** START OF Input for this task **

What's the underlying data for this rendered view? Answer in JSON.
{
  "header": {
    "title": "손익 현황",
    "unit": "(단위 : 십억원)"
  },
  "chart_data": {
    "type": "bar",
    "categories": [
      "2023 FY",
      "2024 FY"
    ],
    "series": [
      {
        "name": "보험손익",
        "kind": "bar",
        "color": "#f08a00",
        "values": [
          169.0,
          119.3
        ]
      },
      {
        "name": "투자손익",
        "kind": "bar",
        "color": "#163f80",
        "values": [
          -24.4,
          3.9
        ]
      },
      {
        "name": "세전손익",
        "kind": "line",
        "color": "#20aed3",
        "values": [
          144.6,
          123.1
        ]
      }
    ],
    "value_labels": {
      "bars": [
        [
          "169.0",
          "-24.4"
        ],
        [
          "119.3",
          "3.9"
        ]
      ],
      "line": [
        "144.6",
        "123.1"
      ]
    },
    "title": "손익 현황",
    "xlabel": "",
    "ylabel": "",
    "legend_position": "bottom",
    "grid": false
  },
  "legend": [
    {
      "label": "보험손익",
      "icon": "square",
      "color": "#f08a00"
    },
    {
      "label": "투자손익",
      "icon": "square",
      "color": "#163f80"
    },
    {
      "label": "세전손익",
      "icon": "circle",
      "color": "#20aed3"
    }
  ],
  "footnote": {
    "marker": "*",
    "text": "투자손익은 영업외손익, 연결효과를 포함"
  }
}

** END OF Input for this task **

#### Work to complete
Quote all of the entries exactly as they appear.

#### Output for this exercise
What's the underlying data for this rendered view? Answer in JSON.
{
  "header": {
    "title": "손익 현황",
    "unit": "(단위 : 십억원)"
  },
  "chart_data": {
    "type": "bar",
    "categories": [
      "2023 FY",
      "2024 FY"
    ],
    "series": [
      {
        "name": "보험손익",
        "kind": "bar",
        "color": "#f08a00",
        "values": [
          169.0,
          119.3
        ]
      },
      {
        "name": "투자손익",
        "kind": "bar",
        "color": "#163f80",
        "values": [
          -24.4,
          3.9
        ]
      },
      {
        "name": "세전손익",
        "kind": "line",
        "color": "#20aed3",
        "values": [
          144.6,
          123.1
        ]
      }
    ],
    "value_labels": {
      "bars": [
        [
          "169.0",
          "-24.4"
        ],
        [
          "119.3",
          "3.9"
        ]
      ],
      "line": [
        "144.6",
        "123.1"
      ]
    },
    "title": "손익 현황",
    "xlabel": "",
    "ylabel": "",
    "legend_position": "bottom",
    "grid": false
  },
  "legend": [
    {
      "label": "보험손익",
      "icon": "square",
      "color": "#f08a00"
    },
    {
      "label": "투자손익",
      "icon": "square",
      "color": "#163f80"
    },
    {
      "label": "세전손익",
      "icon": "circle",
      "color": "#20aed3"
    }
  ],
  "footnote": {
    "marker": "*",
    "text": "투자손익은 영업외손익, 연결효과를 포함"
  }
}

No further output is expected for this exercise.